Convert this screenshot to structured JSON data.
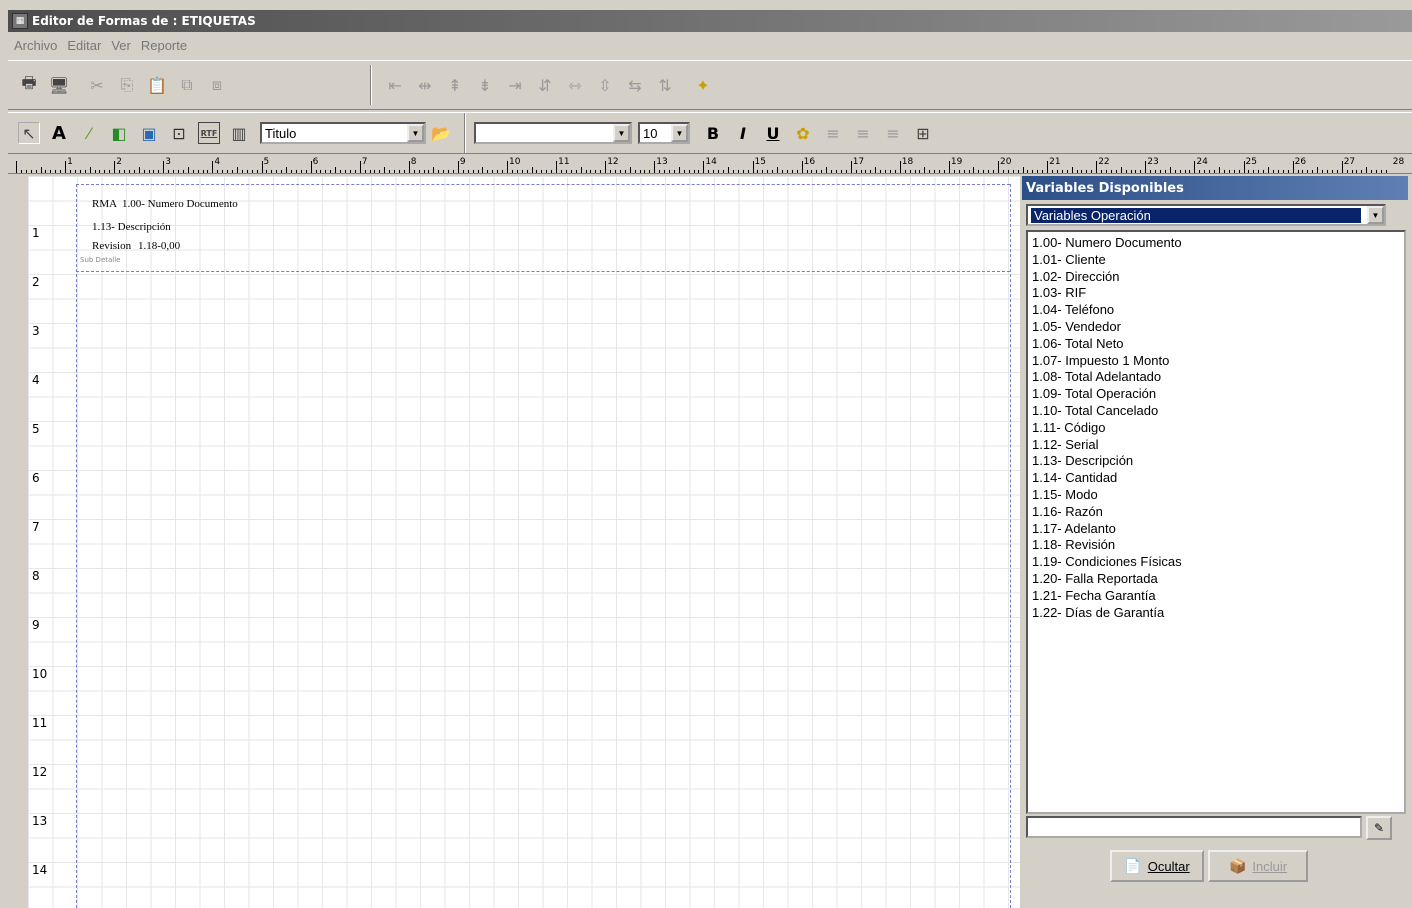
{
  "window": {
    "title": "Editor de Formas de : ETIQUETAS"
  },
  "menu": [
    "Archivo",
    "Editar",
    "Ver",
    "Reporte"
  ],
  "toolbar": {
    "style_combo": "Titulo",
    "font_combo": "",
    "size_combo": "10",
    "bold": "B",
    "italic": "I",
    "underline": "U",
    "rtf": "RTF"
  },
  "ruler": {
    "top": [
      "1",
      "2",
      "3",
      "4",
      "5",
      "6",
      "7",
      "8",
      "9",
      "10",
      "11",
      "12",
      "13",
      "14",
      "15",
      "16",
      "17",
      "18",
      "19",
      "20",
      "21",
      "22",
      "23",
      "24",
      "25",
      "26",
      "27",
      "28"
    ],
    "side": [
      "1",
      "2",
      "3",
      "4",
      "5",
      "6",
      "7",
      "8",
      "9",
      "10",
      "11",
      "12",
      "13",
      "14"
    ]
  },
  "design": {
    "fields": [
      "RMA",
      "1.00- Numero Documento",
      "1.13- Descripción",
      "Revision",
      "1.18-0,00"
    ],
    "band_label": "Sub Detalle"
  },
  "panel": {
    "title": "Variables Disponibles",
    "combo_value": "Variables Operación",
    "items": [
      "1.00- Numero Documento",
      "1.01- Cliente",
      "1.02- Dirección",
      "1.03- RIF",
      "1.04- Teléfono",
      "1.05- Vendedor",
      "1.06- Total Neto",
      "1.07- Impuesto 1 Monto",
      "1.08- Total Adelantado",
      "1.09- Total Operación",
      "1.10- Total Cancelado",
      "1.11- Código",
      "1.12- Serial",
      "1.13- Descripción",
      "1.14- Cantidad",
      "1.15- Modo",
      "1.16- Razón",
      "1.17- Adelanto",
      "1.18- Revisión",
      "1.19- Condiciones Físicas",
      "1.20- Falla Reportada",
      "1.21- Fecha Garantía",
      "1.22- Días de Garantía"
    ],
    "filter_value": "",
    "hide_button": "Ocultar",
    "include_button": "Incluir"
  }
}
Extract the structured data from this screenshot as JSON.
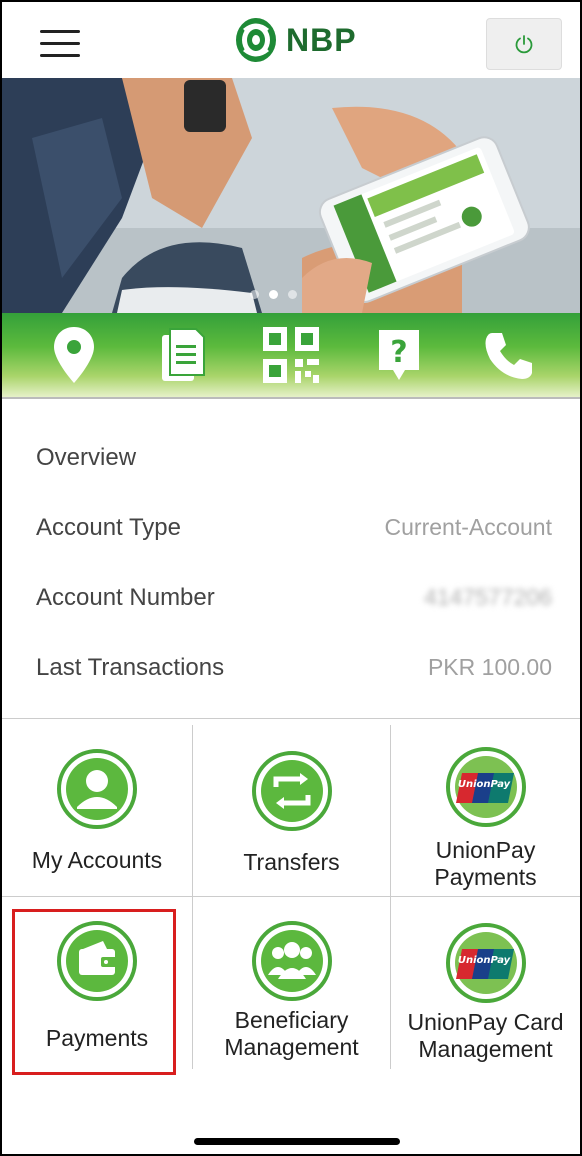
-.-.-
[Exercise task] Give the entries again without a single change, but with no pictures.

[Written answer]
Convert this screenshot to structured JSON data.
{
  "window": {
    "title": "Editor de Formas de : ETIQUETAS"
  },
  "menu": [
    "Archivo",
    "Editar",
    "Ver",
    "Reporte"
  ],
  "toolbar": {
    "style_combo": "Titulo",
    "font_combo": "",
    "size_combo": "10",
    "bold": "B",
    "italic": "I",
    "underline": "U",
    "rtf": "RTF"
  },
  "ruler": {
    "top": [
      "1",
      "2",
      "3",
      "4",
      "5",
      "6",
      "7",
      "8",
      "9",
      "10",
      "11",
      "12",
      "13",
      "14",
      "15",
      "16",
      "17",
      "18",
      "19",
      "20",
      "21",
      "22",
      "23",
      "24",
      "25",
      "26",
      "27",
      "28"
    ],
    "side": [
      "1",
      "2",
      "3",
      "4",
      "5",
      "6",
      "7",
      "8",
      "9",
      "10",
      "11",
      "12",
      "13",
      "14"
    ]
  },
  "design": {
    "fields": [
      "RMA",
      "1.00- Numero Documento",
      "1.13- Descripción",
      "Revision",
      "1.18-0,00"
    ],
    "band_label": "Sub Detalle"
  },
  "panel": {
    "title": "Variables Disponibles",
    "combo_value": "Variables Operación",
    "items": [
      "1.00- Numero Documento",
      "1.01- Cliente",
      "1.02- Dirección",
      "1.03- RIF",
      "1.04- Teléfono",
      "1.05- Vendedor",
      "1.06- Total Neto",
      "1.07- Impuesto 1 Monto",
      "1.08- Total Adelantado",
      "1.09- Total Operación",
      "1.10- Total Cancelado",
      "1.11- Código",
      "1.12- Serial",
      "1.13- Descripción",
      "1.14- Cantidad",
      "1.15- Modo",
      "1.16- Razón",
      "1.17- Adelanto",
      "1.18- Revisión",
      "1.19- Condiciones Físicas",
      "1.20- Falla Reportada",
      "1.21- Fecha Garantía",
      "1.22- Días de Garantía"
    ],
    "filter_value": "",
    "hide_button": "Ocultar",
    "include_button": "Incluir"
  }
}
Extract the structured data from this screenshot as JSON.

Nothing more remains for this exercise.